RECORDED INFORMATION.
━━━
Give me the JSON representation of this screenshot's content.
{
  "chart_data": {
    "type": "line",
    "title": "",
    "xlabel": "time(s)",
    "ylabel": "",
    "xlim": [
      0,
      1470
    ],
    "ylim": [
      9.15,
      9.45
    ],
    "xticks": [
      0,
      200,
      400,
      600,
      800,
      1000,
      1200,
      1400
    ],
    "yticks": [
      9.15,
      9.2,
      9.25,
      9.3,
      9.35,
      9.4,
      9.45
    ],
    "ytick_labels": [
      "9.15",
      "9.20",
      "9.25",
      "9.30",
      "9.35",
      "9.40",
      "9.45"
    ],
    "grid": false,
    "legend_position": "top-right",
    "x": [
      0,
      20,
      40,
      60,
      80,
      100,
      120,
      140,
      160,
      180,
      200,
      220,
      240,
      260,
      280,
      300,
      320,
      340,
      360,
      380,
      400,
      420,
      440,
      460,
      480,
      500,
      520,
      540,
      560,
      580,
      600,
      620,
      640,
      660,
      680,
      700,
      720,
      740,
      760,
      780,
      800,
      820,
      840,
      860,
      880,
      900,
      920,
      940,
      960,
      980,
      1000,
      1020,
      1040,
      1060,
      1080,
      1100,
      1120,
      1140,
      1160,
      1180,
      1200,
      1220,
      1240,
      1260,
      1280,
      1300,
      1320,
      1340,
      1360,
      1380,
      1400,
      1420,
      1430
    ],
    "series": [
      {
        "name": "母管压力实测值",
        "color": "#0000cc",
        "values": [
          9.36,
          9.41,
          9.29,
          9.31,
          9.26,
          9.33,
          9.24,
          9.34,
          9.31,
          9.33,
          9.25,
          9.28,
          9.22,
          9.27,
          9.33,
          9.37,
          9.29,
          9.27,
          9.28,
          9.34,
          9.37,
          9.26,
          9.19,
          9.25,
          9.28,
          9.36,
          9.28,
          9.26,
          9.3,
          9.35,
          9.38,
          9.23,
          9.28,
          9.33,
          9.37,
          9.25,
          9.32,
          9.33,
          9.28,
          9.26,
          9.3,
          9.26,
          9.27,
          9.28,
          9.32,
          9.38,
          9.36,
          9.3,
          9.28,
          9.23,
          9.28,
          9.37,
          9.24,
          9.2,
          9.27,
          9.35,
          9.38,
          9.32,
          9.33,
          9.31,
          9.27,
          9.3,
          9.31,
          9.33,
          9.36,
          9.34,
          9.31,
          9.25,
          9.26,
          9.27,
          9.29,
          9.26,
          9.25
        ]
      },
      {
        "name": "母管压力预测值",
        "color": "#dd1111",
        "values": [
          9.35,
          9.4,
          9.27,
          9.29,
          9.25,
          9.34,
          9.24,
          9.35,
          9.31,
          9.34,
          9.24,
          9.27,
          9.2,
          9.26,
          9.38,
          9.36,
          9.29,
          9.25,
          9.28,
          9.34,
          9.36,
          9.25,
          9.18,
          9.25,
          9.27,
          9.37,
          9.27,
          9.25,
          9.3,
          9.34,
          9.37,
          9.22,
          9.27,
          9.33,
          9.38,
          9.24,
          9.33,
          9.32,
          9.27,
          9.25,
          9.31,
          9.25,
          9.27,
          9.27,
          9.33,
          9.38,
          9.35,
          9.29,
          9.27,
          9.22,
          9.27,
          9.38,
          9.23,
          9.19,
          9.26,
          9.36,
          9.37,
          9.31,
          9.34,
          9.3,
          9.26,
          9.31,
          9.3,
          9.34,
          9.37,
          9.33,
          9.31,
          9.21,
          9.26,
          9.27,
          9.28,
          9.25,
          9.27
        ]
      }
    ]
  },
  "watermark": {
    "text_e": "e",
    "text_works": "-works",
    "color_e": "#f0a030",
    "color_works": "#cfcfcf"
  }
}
━━━
WORK REQUIRED. Please reproduce the entire listing, exactly as shown.

ANSWER BELOW.
Give me the JSON representation of this screenshot's content.
{
  "chart_data": {
    "type": "line",
    "title": "",
    "xlabel": "time(s)",
    "ylabel": "",
    "xlim": [
      0,
      1470
    ],
    "ylim": [
      9.15,
      9.45
    ],
    "xticks": [
      0,
      200,
      400,
      600,
      800,
      1000,
      1200,
      1400
    ],
    "yticks": [
      9.15,
      9.2,
      9.25,
      9.3,
      9.35,
      9.4,
      9.45
    ],
    "ytick_labels": [
      "9.15",
      "9.20",
      "9.25",
      "9.30",
      "9.35",
      "9.40",
      "9.45"
    ],
    "grid": false,
    "legend_position": "top-right",
    "x": [
      0,
      20,
      40,
      60,
      80,
      100,
      120,
      140,
      160,
      180,
      200,
      220,
      240,
      260,
      280,
      300,
      320,
      340,
      360,
      380,
      400,
      420,
      440,
      460,
      480,
      500,
      520,
      540,
      560,
      580,
      600,
      620,
      640,
      660,
      680,
      700,
      720,
      740,
      760,
      780,
      800,
      820,
      840,
      860,
      880,
      900,
      920,
      940,
      960,
      980,
      1000,
      1020,
      1040,
      1060,
      1080,
      1100,
      1120,
      1140,
      1160,
      1180,
      1200,
      1220,
      1240,
      1260,
      1280,
      1300,
      1320,
      1340,
      1360,
      1380,
      1400,
      1420,
      1430
    ],
    "series": [
      {
        "name": "母管压力实测值",
        "color": "#0000cc",
        "values": [
          9.36,
          9.41,
          9.29,
          9.31,
          9.26,
          9.33,
          9.24,
          9.34,
          9.31,
          9.33,
          9.25,
          9.28,
          9.22,
          9.27,
          9.33,
          9.37,
          9.29,
          9.27,
          9.28,
          9.34,
          9.37,
          9.26,
          9.19,
          9.25,
          9.28,
          9.36,
          9.28,
          9.26,
          9.3,
          9.35,
          9.38,
          9.23,
          9.28,
          9.33,
          9.37,
          9.25,
          9.32,
          9.33,
          9.28,
          9.26,
          9.3,
          9.26,
          9.27,
          9.28,
          9.32,
          9.38,
          9.36,
          9.3,
          9.28,
          9.23,
          9.28,
          9.37,
          9.24,
          9.2,
          9.27,
          9.35,
          9.38,
          9.32,
          9.33,
          9.31,
          9.27,
          9.3,
          9.31,
          9.33,
          9.36,
          9.34,
          9.31,
          9.25,
          9.26,
          9.27,
          9.29,
          9.26,
          9.25
        ]
      },
      {
        "name": "母管压力预测值",
        "color": "#dd1111",
        "values": [
          9.35,
          9.4,
          9.27,
          9.29,
          9.25,
          9.34,
          9.24,
          9.35,
          9.31,
          9.34,
          9.24,
          9.27,
          9.2,
          9.26,
          9.38,
          9.36,
          9.29,
          9.25,
          9.28,
          9.34,
          9.36,
          9.25,
          9.18,
          9.25,
          9.27,
          9.37,
          9.27,
          9.25,
          9.3,
          9.34,
          9.37,
          9.22,
          9.27,
          9.33,
          9.38,
          9.24,
          9.33,
          9.32,
          9.27,
          9.25,
          9.31,
          9.25,
          9.27,
          9.27,
          9.33,
          9.38,
          9.35,
          9.29,
          9.27,
          9.22,
          9.27,
          9.38,
          9.23,
          9.19,
          9.26,
          9.36,
          9.37,
          9.31,
          9.34,
          9.3,
          9.26,
          9.31,
          9.3,
          9.34,
          9.37,
          9.33,
          9.31,
          9.21,
          9.26,
          9.27,
          9.28,
          9.25,
          9.27
        ]
      }
    ]
  },
  "watermark": {
    "text_e": "e",
    "text_works": "-works",
    "color_e": "#f0a030",
    "color_works": "#cfcfcf"
  }
}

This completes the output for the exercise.